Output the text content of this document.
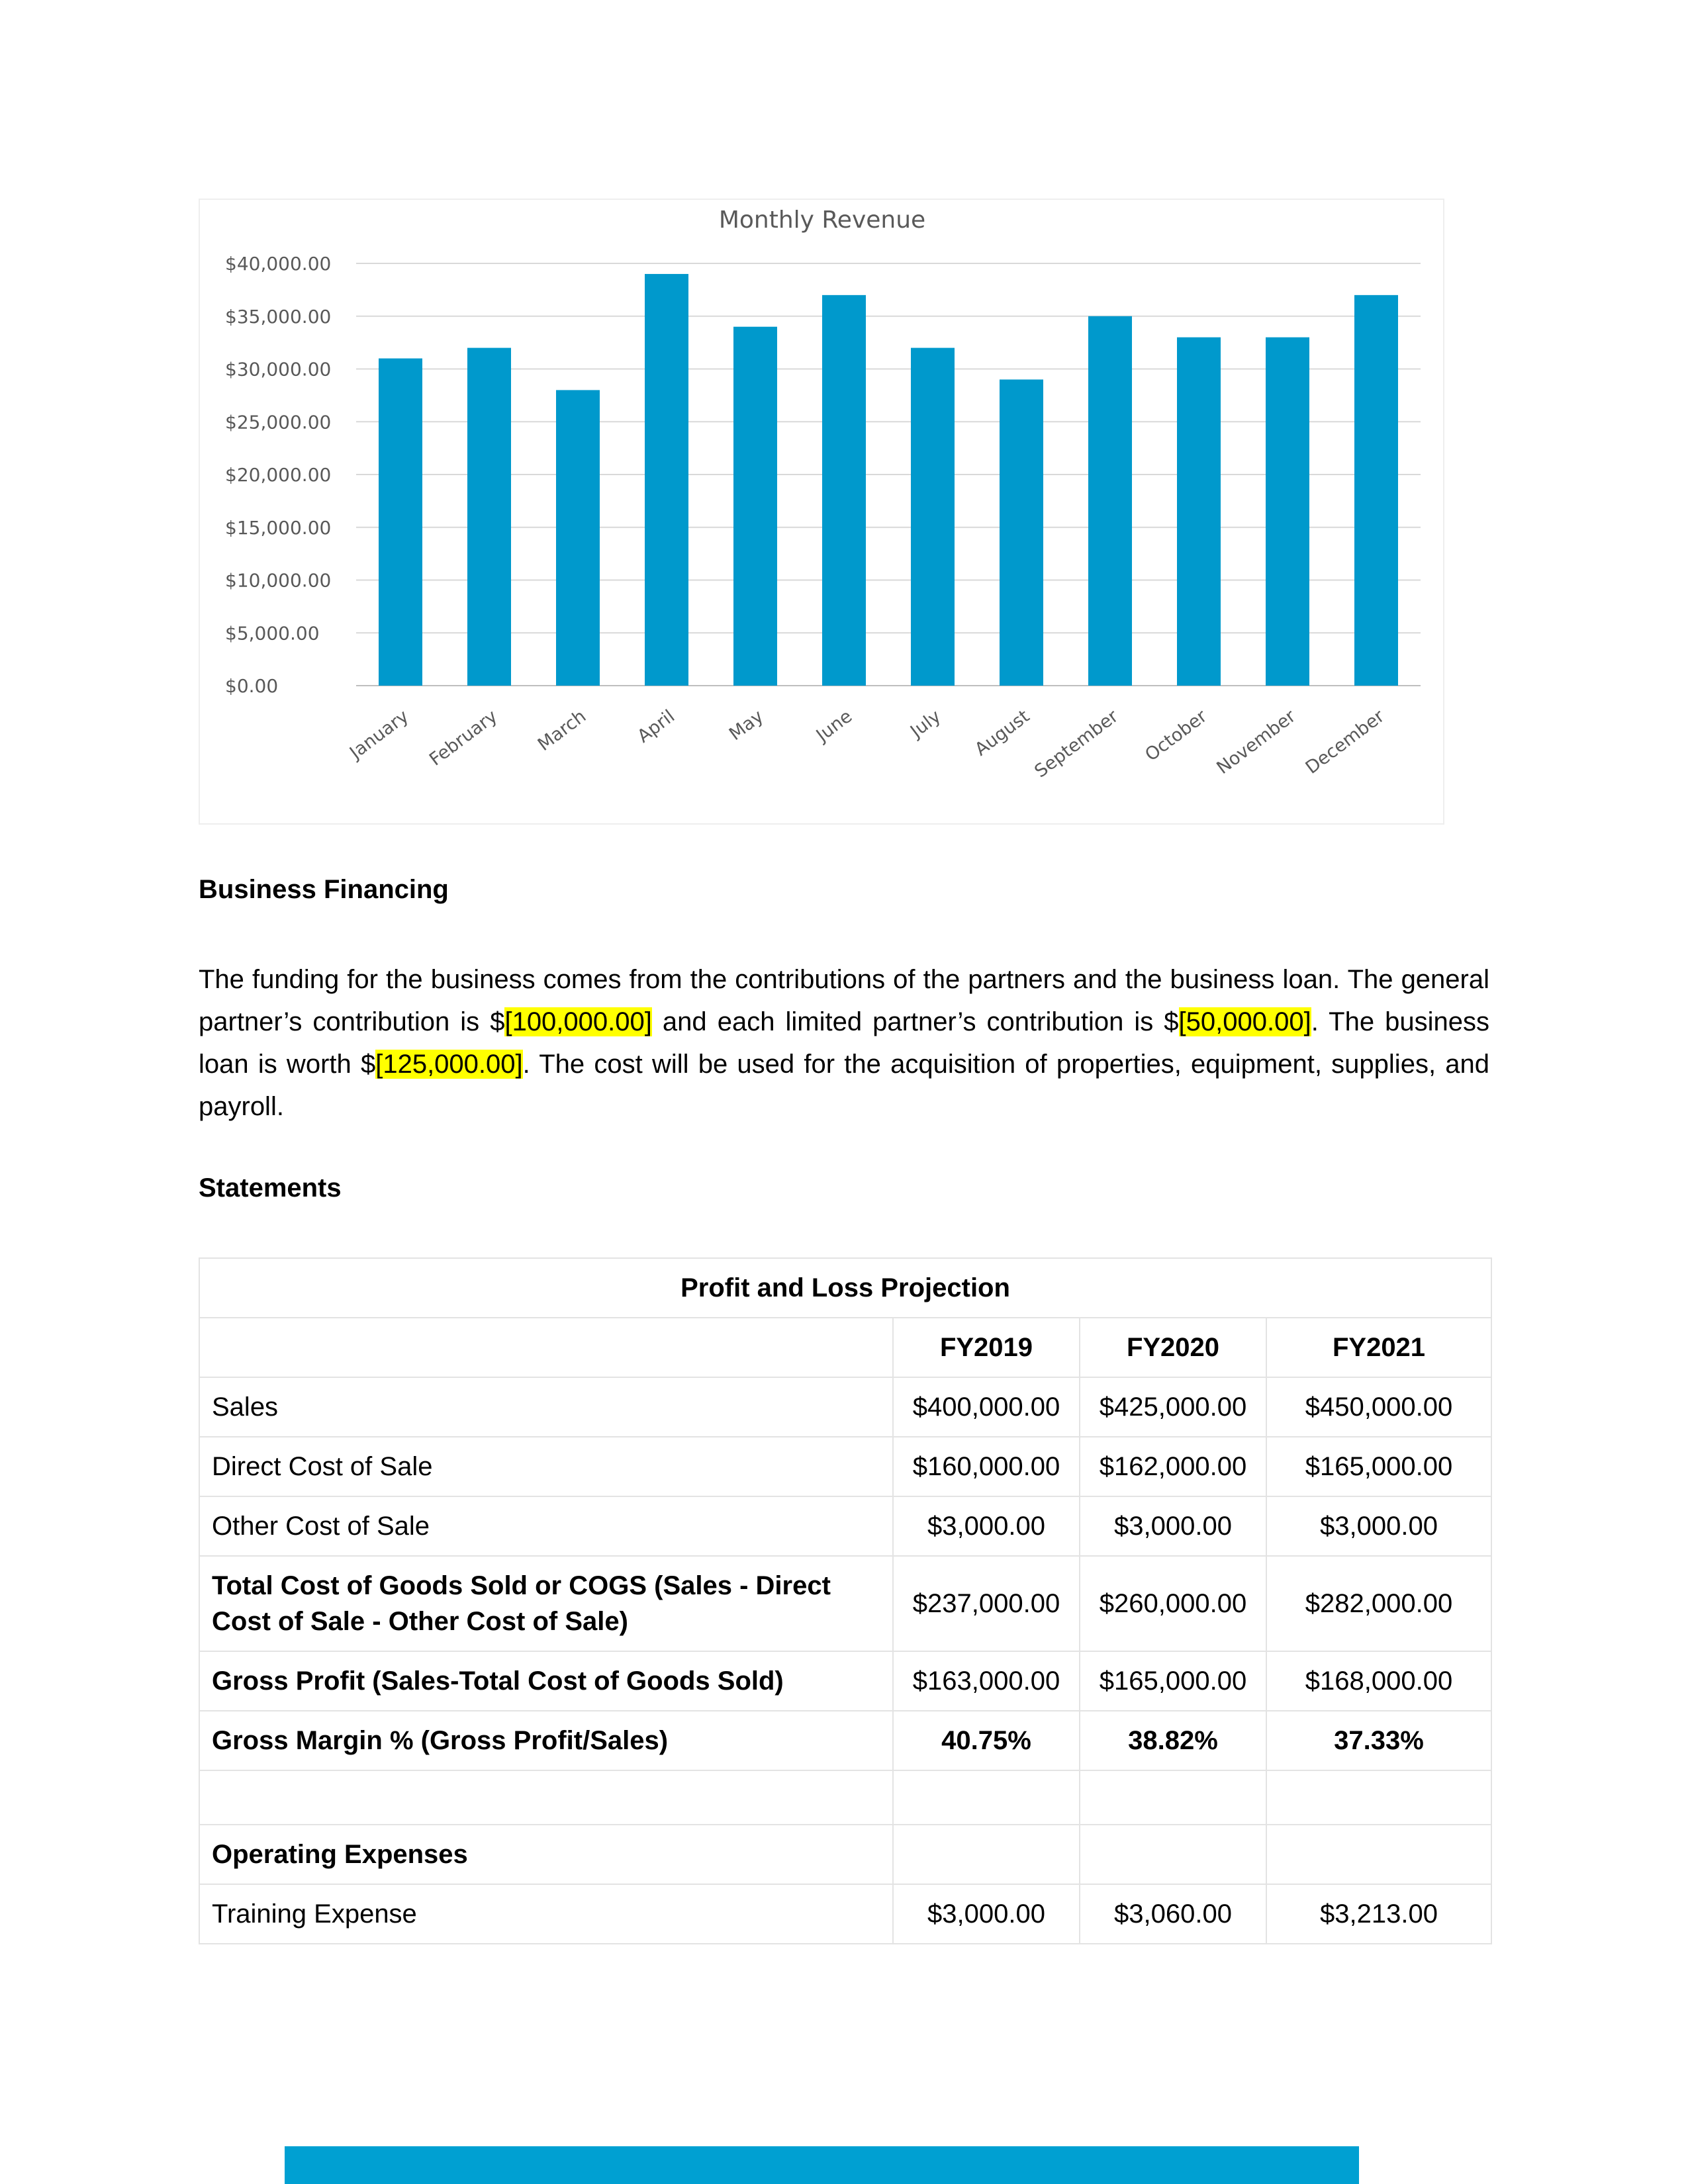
Monthly Revenue
$0.00
$5,000.00
$10,000.00
$15,000.00
$20,000.00
$25,000.00
$30,000.00
$35,000.00
$40,000.00
January February March April	May	June	July August
September October November December
Business Financing

The funding for the business comes from the contributions of the partners and the business loan. The general partner’s contribution is $[100,000.00] and each limited partner’s contribution is $[50,000.00]. The business loan is worth $[125,000.00]. The cost will be used for the acquisition of properties, equipment, supplies, and payroll.

Statements
Profit and Loss Projection			
	FY2019	FY2020	FY2021
Sales	$400,000.00	$425,000.00	$450,000.00
Direct Cost of Sale	$160,000.00	$162,000.00	$165,000.00
Other Cost of Sale	$3,000.00	$3,000.00	$3,000.00
Total Cost of Goods Sold or COGS (Sales - Direct Cost of Sale - Other Cost of Sale)	$237,000.00	$260,000.00	$282,000.00
Gross Profit (Sales-Total Cost of Goods Sold)	$163,000.00	$165,000.00	$168,000.00
Gross Margin % (Gross Profit/Sales)	40.75%	38.82%	37.33%

Operating Expenses			
Training Expense	$3,000.00	$3,060.00	$3,213.00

==============================

Task brief.
Leave images out of the retyped records; keep all else exact.

Finished answer.
Output the text content of this document.
Monthly Revenue
$0.00
$5,000.00
$10,000.00
$15,000.00
$20,000.00
$25,000.00
$30,000.00
$35,000.00
$40,000.00
January February March April	May	June	July August
September October November December
Business Financing

The funding for the business comes from the contributions of the partners and the business loan. The general partner’s contribution is $[100,000.00] and each limited partner’s contribution is $[50,000.00]. The business loan is worth $[125,000.00]. The cost will be used for the acquisition of properties, equipment, supplies, and payroll.

Statements
Profit and Loss Projection			
	FY2019	FY2020	FY2021
Sales	$400,000.00	$425,000.00	$450,000.00
Direct Cost of Sale	$160,000.00	$162,000.00	$165,000.00
Other Cost of Sale	$3,000.00	$3,000.00	$3,000.00
Total Cost of Goods Sold or COGS (Sales - Direct Cost of Sale - Other Cost of Sale)	$237,000.00	$260,000.00	$282,000.00
Gross Profit (Sales-Total Cost of Goods Sold)	$163,000.00	$165,000.00	$168,000.00
Gross Margin % (Gross Profit/Sales)	40.75%	38.82%	37.33%

Operating Expenses			
Training Expense	$3,000.00	$3,060.00	$3,213.00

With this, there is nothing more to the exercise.